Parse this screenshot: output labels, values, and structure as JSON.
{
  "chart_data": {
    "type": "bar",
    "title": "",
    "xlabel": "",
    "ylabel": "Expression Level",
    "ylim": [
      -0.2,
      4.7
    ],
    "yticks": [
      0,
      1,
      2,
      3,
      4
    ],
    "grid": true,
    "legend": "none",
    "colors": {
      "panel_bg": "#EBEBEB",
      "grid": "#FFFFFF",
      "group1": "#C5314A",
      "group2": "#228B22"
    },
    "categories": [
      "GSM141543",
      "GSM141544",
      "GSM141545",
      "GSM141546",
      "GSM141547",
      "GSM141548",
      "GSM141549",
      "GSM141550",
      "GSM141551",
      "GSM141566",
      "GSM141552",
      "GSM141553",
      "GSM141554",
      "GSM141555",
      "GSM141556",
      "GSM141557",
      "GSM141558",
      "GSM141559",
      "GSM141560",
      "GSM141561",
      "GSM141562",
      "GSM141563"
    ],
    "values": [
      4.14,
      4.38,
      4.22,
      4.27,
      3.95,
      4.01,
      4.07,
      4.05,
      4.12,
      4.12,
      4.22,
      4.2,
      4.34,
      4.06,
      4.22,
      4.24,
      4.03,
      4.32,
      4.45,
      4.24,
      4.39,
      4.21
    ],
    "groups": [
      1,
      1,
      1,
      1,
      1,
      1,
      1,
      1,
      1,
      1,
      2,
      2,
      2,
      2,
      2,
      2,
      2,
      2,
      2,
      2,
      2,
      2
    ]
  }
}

— What you should do —
Write out each line of the data above again, exactly as given.

— Solution for this exercise —
Parse this screenshot: output labels, values, and structure as JSON.
{
  "chart_data": {
    "type": "bar",
    "title": "",
    "xlabel": "",
    "ylabel": "Expression Level",
    "ylim": [
      -0.2,
      4.7
    ],
    "yticks": [
      0,
      1,
      2,
      3,
      4
    ],
    "grid": true,
    "legend": "none",
    "colors": {
      "panel_bg": "#EBEBEB",
      "grid": "#FFFFFF",
      "group1": "#C5314A",
      "group2": "#228B22"
    },
    "categories": [
      "GSM141543",
      "GSM141544",
      "GSM141545",
      "GSM141546",
      "GSM141547",
      "GSM141548",
      "GSM141549",
      "GSM141550",
      "GSM141551",
      "GSM141566",
      "GSM141552",
      "GSM141553",
      "GSM141554",
      "GSM141555",
      "GSM141556",
      "GSM141557",
      "GSM141558",
      "GSM141559",
      "GSM141560",
      "GSM141561",
      "GSM141562",
      "GSM141563"
    ],
    "values": [
      4.14,
      4.38,
      4.22,
      4.27,
      3.95,
      4.01,
      4.07,
      4.05,
      4.12,
      4.12,
      4.22,
      4.2,
      4.34,
      4.06,
      4.22,
      4.24,
      4.03,
      4.32,
      4.45,
      4.24,
      4.39,
      4.21
    ],
    "groups": [
      1,
      1,
      1,
      1,
      1,
      1,
      1,
      1,
      1,
      1,
      2,
      2,
      2,
      2,
      2,
      2,
      2,
      2,
      2,
      2,
      2,
      2
    ]
  }
}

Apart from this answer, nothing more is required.